* [Task details]:
Quote all lines below exactly. Images stay out.

* [Input records]:

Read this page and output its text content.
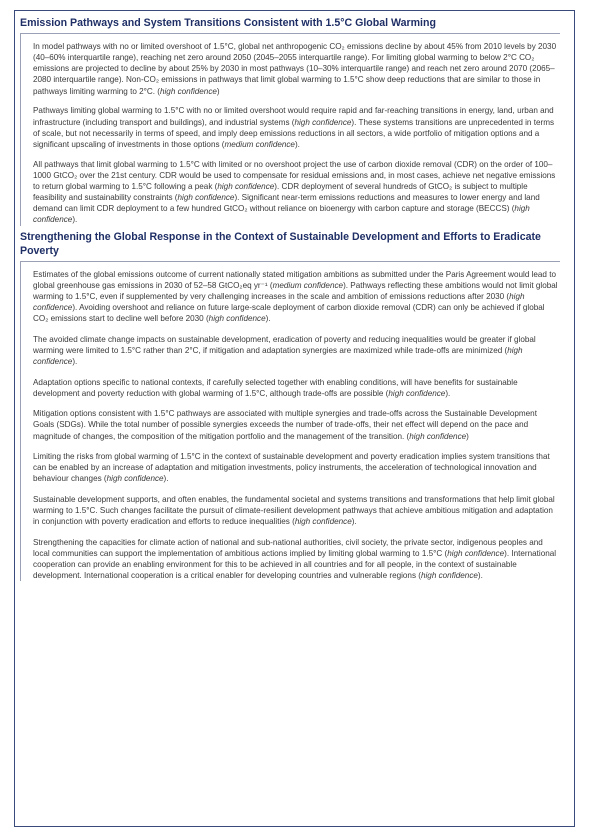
Emission Pathways and System Transitions Consistent with 1.5°C Global Warming

In model pathways with no or limited overshoot of 1.5°C, global net anthropogenic CO₂ emissions decline by about 45% from 2010 levels by 2030 (40–60% interquartile range), reaching net zero around 2050 (2045–2055 interquartile range). For limiting global warming to below 2°C CO₂ emissions are projected to decline by about 25% by 2030 in most pathways (10–30% interquartile range) and reach net zero around 2070 (2065–2080 interquartile range). Non-CO₂ emissions in pathways that limit global warming to 1.5°C show deep reductions that are similar to those in pathways limiting warming to 2°C. (high confidence)

Pathways limiting global warming to 1.5°C with no or limited overshoot would require rapid and far-reaching transitions in energy, land, urban and infrastructure (including transport and buildings), and industrial systems (high confidence). These systems transitions are unprecedented in terms of scale, but not necessarily in terms of speed, and imply deep emissions reductions in all sectors, a wide portfolio of mitigation options and a significant upscaling of investments in those options (medium confidence).

All pathways that limit global warming to 1.5°C with limited or no overshoot project the use of carbon dioxide removal (CDR) on the order of 100–1000 GtCO₂ over the 21st century. CDR would be used to compensate for residual emissions and, in most cases, achieve net negative emissions to return global warming to 1.5°C following a peak (high confidence). CDR deployment of several hundreds of GtCO₂ is subject to multiple feasibility and sustainability constraints (high confidence). Significant near-term emissions reductions and measures to lower energy and land demand can limit CDR deployment to a few hundred GtCO₂ without reliance on bioenergy with carbon capture and storage (BECCS) (high confidence).

Strengthening the Global Response in the Context of Sustainable Development and Efforts to Eradicate Poverty

Estimates of the global emissions outcome of current nationally stated mitigation ambitions as submitted under the Paris Agreement would lead to global greenhouse gas emissions in 2030 of 52–58 GtCO₂eq yr⁻¹ (medium confidence). Pathways reflecting these ambitions would not limit global warming to 1.5°C, even if supplemented by very challenging increases in the scale and ambition of emissions reductions after 2030 (high confidence). Avoiding overshoot and reliance on future large-scale deployment of carbon dioxide removal (CDR) can only be achieved if global CO₂ emissions start to decline well before 2030 (high confidence).

The avoided climate change impacts on sustainable development, eradication of poverty and reducing inequalities would be greater if global warming were limited to 1.5°C rather than 2°C, if mitigation and adaptation synergies are maximized while trade-offs are minimized (high confidence).

Adaptation options specific to national contexts, if carefully selected together with enabling conditions, will have benefits for sustainable development and poverty reduction with global warming of 1.5°C, although trade-offs are possible (high confidence).

Mitigation options consistent with 1.5°C pathways are associated with multiple synergies and trade-offs across the Sustainable Development Goals (SDGs). While the total number of possible synergies exceeds the number of trade-offs, their net effect will depend on the pace and magnitude of changes, the composition of the mitigation portfolio and the management of the transition. (high confidence)

Limiting the risks from global warming of 1.5°C in the context of sustainable development and poverty eradication implies system transitions that can be enabled by an increase of adaptation and mitigation investments, policy instruments, the acceleration of technological innovation and behaviour changes (high confidence).

Sustainable development supports, and often enables, the fundamental societal and systems transitions and transformations that help limit global warming to 1.5°C. Such changes facilitate the pursuit of climate-resilient development pathways that achieve ambitious mitigation and adaptation in conjunction with poverty eradication and efforts to reduce inequalities (high confidence).

Strengthening the capacities for climate action of national and sub-national authorities, civil society, the private sector, indigenous peoples and local communities can support the implementation of ambitious actions implied by limiting global warming to 1.5°C (high confidence). International cooperation can provide an enabling environment for this to be achieved in all countries and for all people, in the context of sustainable development. International cooperation is a critical enabler for developing countries and vulnerable regions (high confidence).
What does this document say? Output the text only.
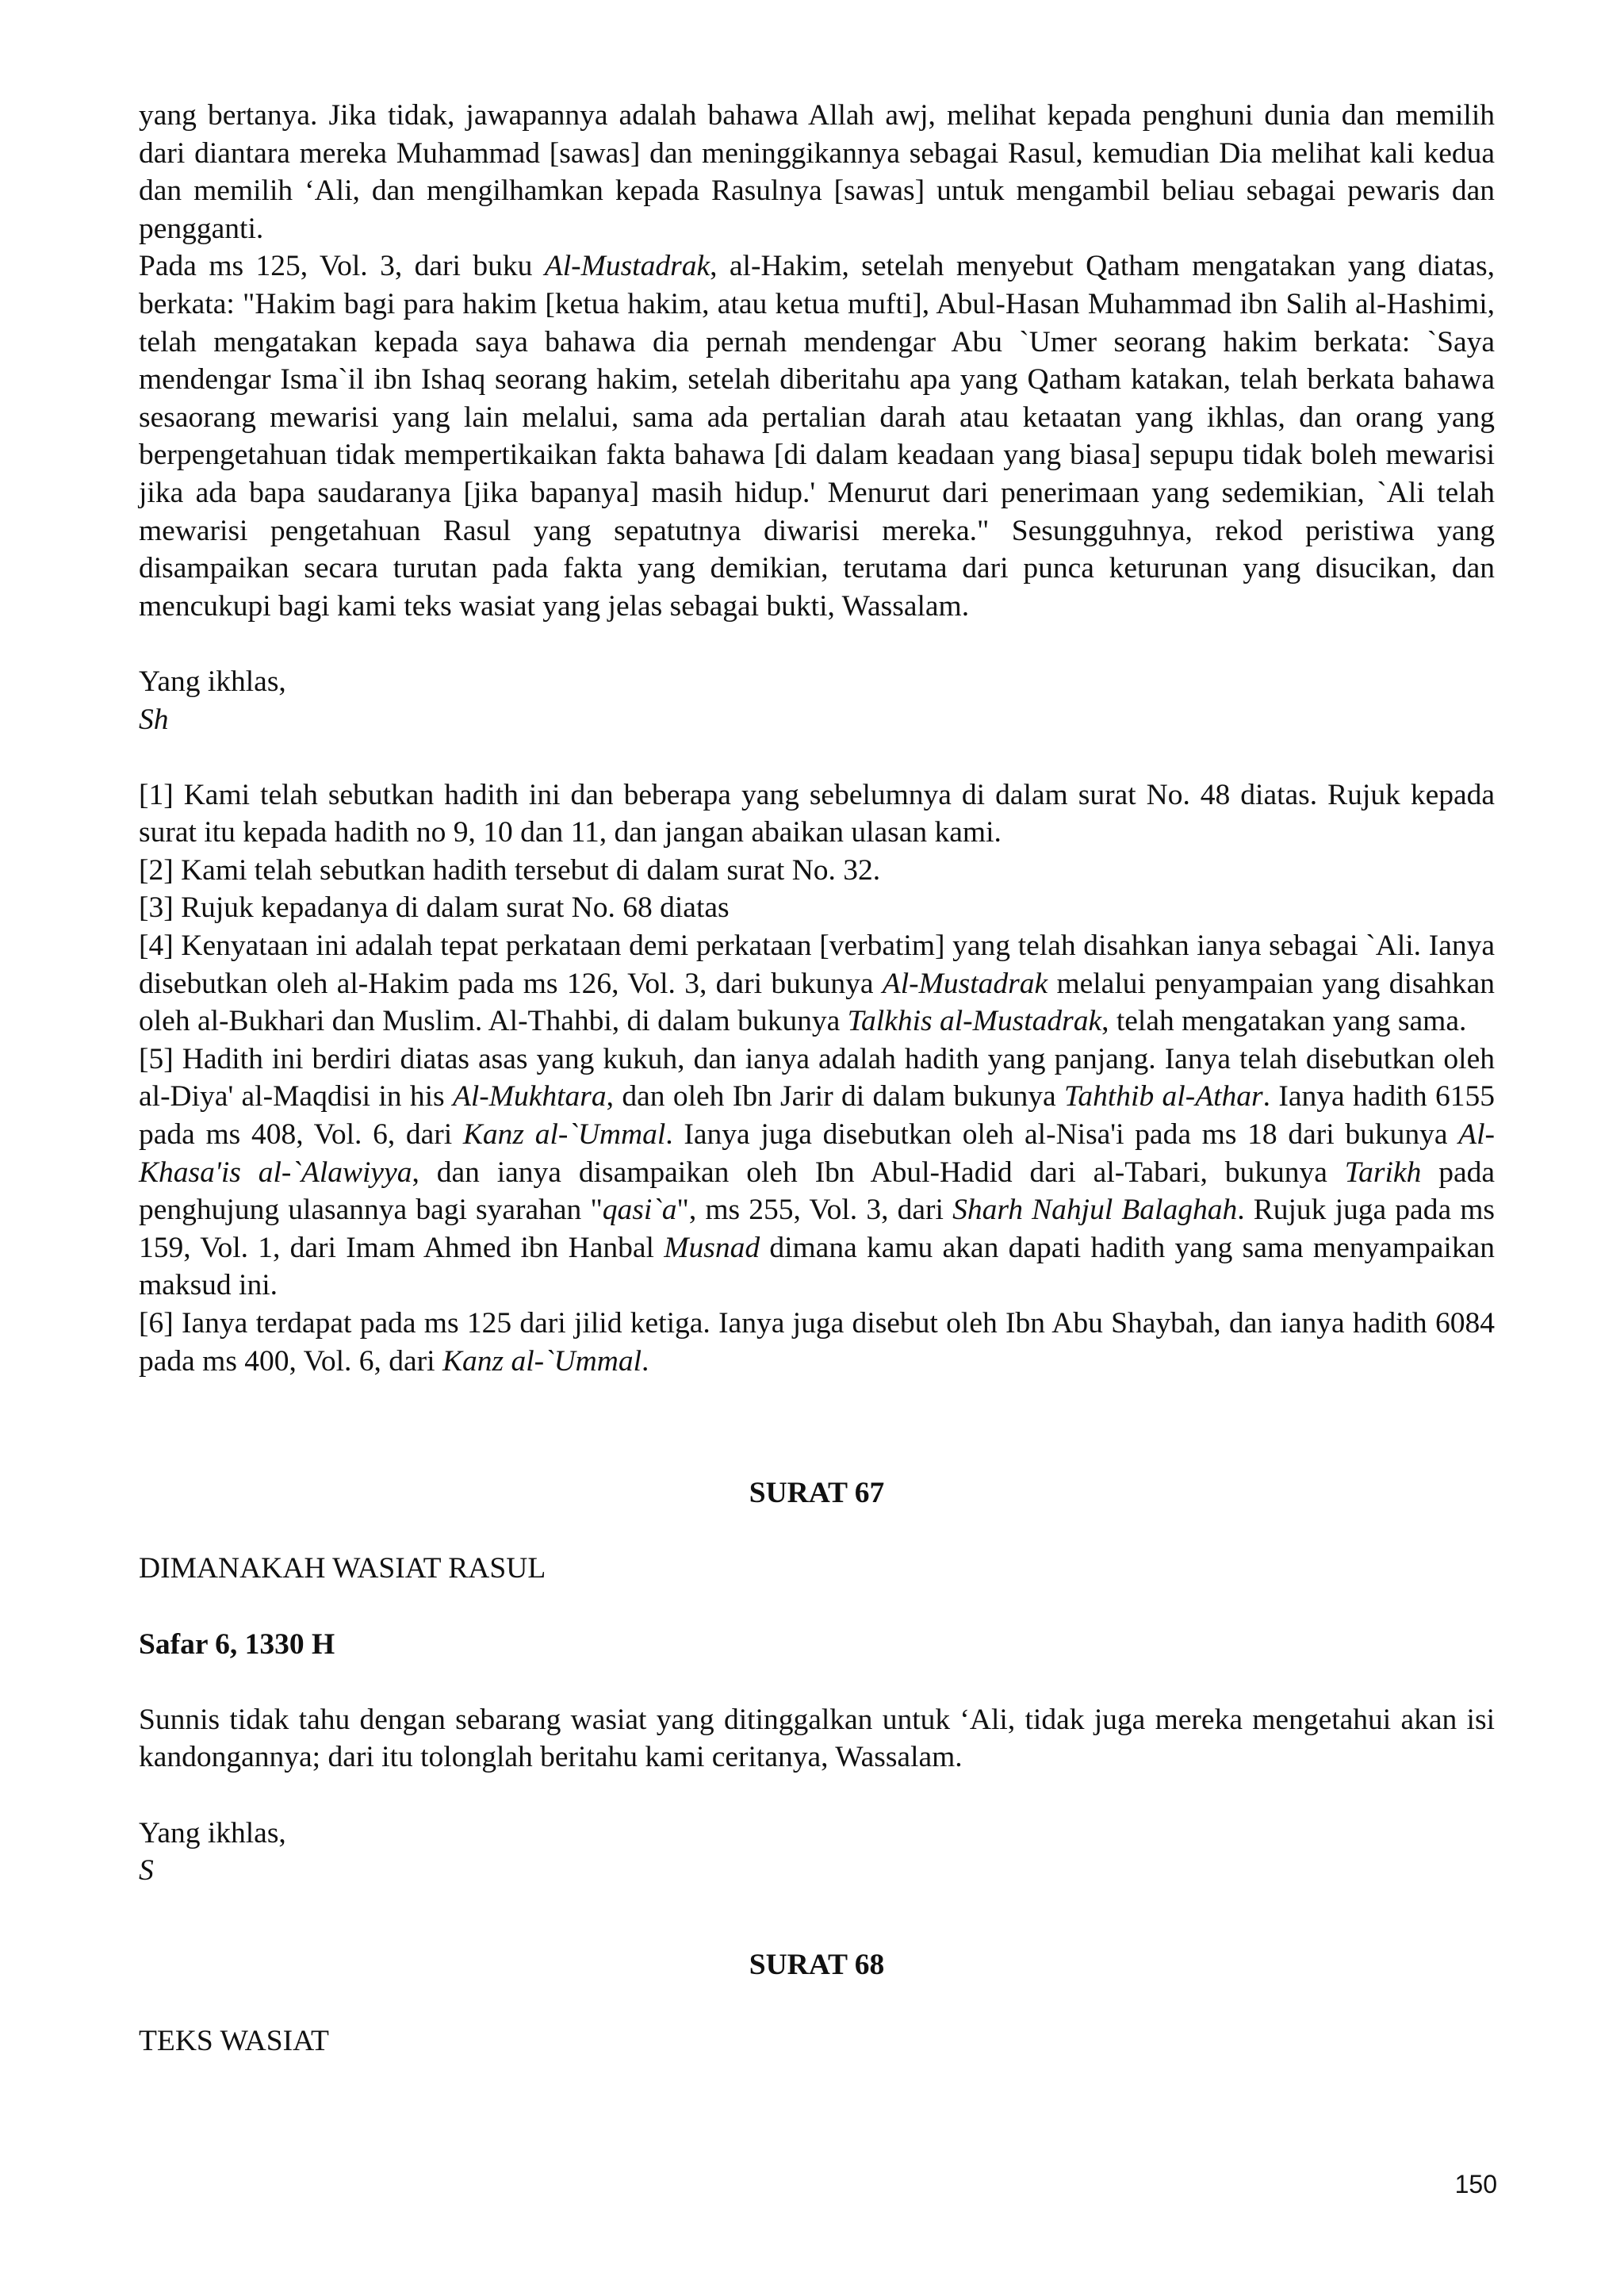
yang bertanya. Jika tidak, jawapannya adalah bahawa Allah awj, melihat kepada penghuni dunia dan memilih dari diantara mereka Muhammad [sawas] dan meninggikannya sebagai Rasul, kemudian Dia melihat kali kedua dan memilih ‘Ali, dan mengilhamkan kepada Rasulnya [sawas] untuk mengambil beliau sebagai pewaris dan pengganti.

Pada ms 125, Vol. 3, dari buku Al-Mustadrak, al-Hakim, setelah menyebut Qatham mengatakan yang diatas, berkata: "Hakim bagi para hakim [ketua hakim, atau ketua mufti], Abul-Hasan Muhammad ibn Salih al-Hashimi, telah mengatakan kepada saya bahawa dia pernah mendengar Abu `Umer seorang hakim berkata: `Saya mendengar Isma`il ibn Ishaq seorang hakim, setelah diberitahu apa yang Qatham katakan, telah berkata bahawa sesaorang mewarisi yang lain melalui, sama ada pertalian darah atau ketaatan yang ikhlas, dan orang yang berpengetahuan tidak mempertikaikan fakta bahawa [di dalam keadaan yang biasa] sepupu tidak boleh mewarisi jika ada bapa saudaranya [jika bapanya] masih hidup.' Menurut dari penerimaan yang sedemikian, `Ali telah mewarisi pengetahuan Rasul yang sepatutnya diwarisi mereka." Sesungguhnya, rekod peristiwa yang disampaikan secara turutan pada fakta yang demikian, terutama dari punca keturunan yang disucikan, dan mencukupi bagi kami teks wasiat yang jelas sebagai bukti, Wassalam.

Yang ikhlas,

Sh

[1] Kami telah sebutkan hadith ini dan beberapa yang sebelumnya di dalam surat No. 48 diatas. Rujuk kepada surat itu kepada hadith no 9, 10 dan 11, dan jangan abaikan ulasan kami.

[2] Kami telah sebutkan hadith tersebut di dalam surat No. 32.

[3] Rujuk kepadanya di dalam surat No. 68 diatas

[4] Kenyataan ini adalah tepat perkataan demi perkataan [verbatim] yang telah disahkan ianya sebagai `Ali. Ianya disebutkan oleh al-Hakim pada ms 126, Vol. 3, dari bukunya Al-Mustadrak melalui penyampaian yang disahkan oleh al-Bukhari dan Muslim. Al-Thahbi, di dalam bukunya Talkhis al-Mustadrak, telah mengatakan yang sama.

[5] Hadith ini berdiri diatas asas yang kukuh, dan ianya adalah hadith yang panjang. Ianya telah disebutkan oleh al-Diya' al-Maqdisi in his Al-Mukhtara, dan oleh Ibn Jarir di dalam bukunya Tahthib al-Athar. Ianya hadith 6155 pada ms 408, Vol. 6, dari Kanz al-`Ummal. Ianya juga disebutkan oleh al-Nisa'i pada ms 18 dari bukunya Al-Khasa'is al-`Alawiyya, dan ianya disampaikan oleh Ibn Abul-Hadid dari al-Tabari, bukunya Tarikh pada penghujung ulasannya bagi syarahan "qasi`a", ms 255, Vol. 3, dari Sharh Nahjul Balaghah. Rujuk juga pada ms 159, Vol. 1, dari Imam Ahmed ibn Hanbal Musnad dimana kamu akan dapati hadith yang sama menyampaikan maksud ini.

[6] Ianya terdapat pada ms 125 dari jilid ketiga. Ianya juga disebut oleh Ibn Abu Shaybah, dan ianya hadith 6084 pada ms 400, Vol. 6, dari Kanz al-`Ummal.

SURAT 67

DIMANAKAH WASIAT RASUL

Safar 6, 1330 H

Sunnis tidak tahu dengan sebarang wasiat yang ditinggalkan untuk ‘Ali, tidak juga mereka mengetahui akan isi kandongannya; dari itu tolonglah beritahu kami ceritanya, Wassalam.

Yang ikhlas,

S

SURAT 68

TEKS WASIAT

150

* [Exercise solution]:
Read this page and output its text content.
Emission Pathways and System Transitions Consistent with 1.5°C Global Warming

In model pathways with no or limited overshoot of 1.5°C, global net anthropogenic CO₂ emissions decline by about 45% from 2010 levels by 2030 (40–60% interquartile range), reaching net zero around 2050 (2045–2055 interquartile range). For limiting global warming to below 2°C CO₂ emissions are projected to decline by about 25% by 2030 in most pathways (10–30% interquartile range) and reach net zero around 2070 (2065–2080 interquartile range). Non-CO₂ emissions in pathways that limit global warming to 1.5°C show deep reductions that are similar to those in pathways limiting warming to 2°C. (high confidence)

Pathways limiting global warming to 1.5°C with no or limited overshoot would require rapid and far-reaching transitions in energy, land, urban and infrastructure (including transport and buildings), and industrial systems (high confidence). These systems transitions are unprecedented in terms of scale, but not necessarily in terms of speed, and imply deep emissions reductions in all sectors, a wide portfolio of mitigation options and a significant upscaling of investments in those options (medium confidence).

All pathways that limit global warming to 1.5°C with limited or no overshoot project the use of carbon dioxide removal (CDR) on the order of 100–1000 GtCO₂ over the 21st century. CDR would be used to compensate for residual emissions and, in most cases, achieve net negative emissions to return global warming to 1.5°C following a peak (high confidence). CDR deployment of several hundreds of GtCO₂ is subject to multiple feasibility and sustainability constraints (high confidence). Significant near-term emissions reductions and measures to lower energy and land demand can limit CDR deployment to a few hundred GtCO₂ without reliance on bioenergy with carbon capture and storage (BECCS) (high confidence).

Strengthening the Global Response in the Context of Sustainable Development and Efforts to Eradicate Poverty

Estimates of the global emissions outcome of current nationally stated mitigation ambitions as submitted under the Paris Agreement would lead to global greenhouse gas emissions in 2030 of 52–58 GtCO₂eq yr⁻¹ (medium confidence). Pathways reflecting these ambitions would not limit global warming to 1.5°C, even if supplemented by very challenging increases in the scale and ambition of emissions reductions after 2030 (high confidence). Avoiding overshoot and reliance on future large-scale deployment of carbon dioxide removal (CDR) can only be achieved if global CO₂ emissions start to decline well before 2030 (high confidence).

The avoided climate change impacts on sustainable development, eradication of poverty and reducing inequalities would be greater if global warming were limited to 1.5°C rather than 2°C, if mitigation and adaptation synergies are maximized while trade-offs are minimized (high confidence).

Adaptation options specific to national contexts, if carefully selected together with enabling conditions, will have benefits for sustainable development and poverty reduction with global warming of 1.5°C, although trade-offs are possible (high confidence).

Mitigation options consistent with 1.5°C pathways are associated with multiple synergies and trade-offs across the Sustainable Development Goals (SDGs). While the total number of possible synergies exceeds the number of trade-offs, their net effect will depend on the pace and magnitude of changes, the composition of the mitigation portfolio and the management of the transition. (high confidence)

Limiting the risks from global warming of 1.5°C in the context of sustainable development and poverty eradication implies system transitions that can be enabled by an increase of adaptation and mitigation investments, policy instruments, the acceleration of technological innovation and behaviour changes (high confidence).

Sustainable development supports, and often enables, the fundamental societal and systems transitions and transformations that help limit global warming to 1.5°C. Such changes facilitate the pursuit of climate-resilient development pathways that achieve ambitious mitigation and adaptation in conjunction with poverty eradication and efforts to reduce inequalities (high confidence).

Strengthening the capacities for climate action of national and sub-national authorities, civil society, the private sector, indigenous peoples and local communities can support the implementation of ambitious actions implied by limiting global warming to 1.5°C (high confidence). International cooperation can provide an enabling environment for this to be achieved in all countries and for all people, in the context of sustainable development. International cooperation is a critical enabler for developing countries and vulnerable regions (high confidence).
What does this document say? Output the text only.
yang bertanya. Jika tidak, jawapannya adalah bahawa Allah awj, melihat kepada penghuni dunia dan memilih dari diantara mereka Muhammad [sawas] dan meninggikannya sebagai Rasul, kemudian Dia melihat kali kedua dan memilih ‘Ali, dan mengilhamkan kepada Rasulnya [sawas] untuk mengambil beliau sebagai pewaris dan pengganti.

Pada ms 125, Vol. 3, dari buku Al-Mustadrak, al-Hakim, setelah menyebut Qatham mengatakan yang diatas, berkata: "Hakim bagi para hakim [ketua hakim, atau ketua mufti], Abul-Hasan Muhammad ibn Salih al-Hashimi, telah mengatakan kepada saya bahawa dia pernah mendengar Abu `Umer seorang hakim berkata: `Saya mendengar Isma`il ibn Ishaq seorang hakim, setelah diberitahu apa yang Qatham katakan, telah berkata bahawa sesaorang mewarisi yang lain melalui, sama ada pertalian darah atau ketaatan yang ikhlas, dan orang yang berpengetahuan tidak mempertikaikan fakta bahawa [di dalam keadaan yang biasa] sepupu tidak boleh mewarisi jika ada bapa saudaranya [jika bapanya] masih hidup.' Menurut dari penerimaan yang sedemikian, `Ali telah mewarisi pengetahuan Rasul yang sepatutnya diwarisi mereka." Sesungguhnya, rekod peristiwa yang disampaikan secara turutan pada fakta yang demikian, terutama dari punca keturunan yang disucikan, dan mencukupi bagi kami teks wasiat yang jelas sebagai bukti, Wassalam.

Yang ikhlas,

Sh

[1] Kami telah sebutkan hadith ini dan beberapa yang sebelumnya di dalam surat No. 48 diatas. Rujuk kepada surat itu kepada hadith no 9, 10 dan 11, dan jangan abaikan ulasan kami.

[2] Kami telah sebutkan hadith tersebut di dalam surat No. 32.

[3] Rujuk kepadanya di dalam surat No. 68 diatas

[4] Kenyataan ini adalah tepat perkataan demi perkataan [verbatim] yang telah disahkan ianya sebagai `Ali. Ianya disebutkan oleh al-Hakim pada ms 126, Vol. 3, dari bukunya Al-Mustadrak melalui penyampaian yang disahkan oleh al-Bukhari dan Muslim. Al-Thahbi, di dalam bukunya Talkhis al-Mustadrak, telah mengatakan yang sama.

[5] Hadith ini berdiri diatas asas yang kukuh, dan ianya adalah hadith yang panjang. Ianya telah disebutkan oleh al-Diya' al-Maqdisi in his Al-Mukhtara, dan oleh Ibn Jarir di dalam bukunya Tahthib al-Athar. Ianya hadith 6155 pada ms 408, Vol. 6, dari Kanz al-`Ummal. Ianya juga disebutkan oleh al-Nisa'i pada ms 18 dari bukunya Al-Khasa'is al-`Alawiyya, dan ianya disampaikan oleh Ibn Abul-Hadid dari al-Tabari, bukunya Tarikh pada penghujung ulasannya bagi syarahan "qasi`a", ms 255, Vol. 3, dari Sharh Nahjul Balaghah. Rujuk juga pada ms 159, Vol. 1, dari Imam Ahmed ibn Hanbal Musnad dimana kamu akan dapati hadith yang sama menyampaikan maksud ini.

[6] Ianya terdapat pada ms 125 dari jilid ketiga. Ianya juga disebut oleh Ibn Abu Shaybah, dan ianya hadith 6084 pada ms 400, Vol. 6, dari Kanz al-`Ummal.

SURAT 67

DIMANAKAH WASIAT RASUL

Safar 6, 1330 H

Sunnis tidak tahu dengan sebarang wasiat yang ditinggalkan untuk ‘Ali, tidak juga mereka mengetahui akan isi kandongannya; dari itu tolonglah beritahu kami ceritanya, Wassalam.

Yang ikhlas,

S

SURAT 68

TEKS WASIAT

150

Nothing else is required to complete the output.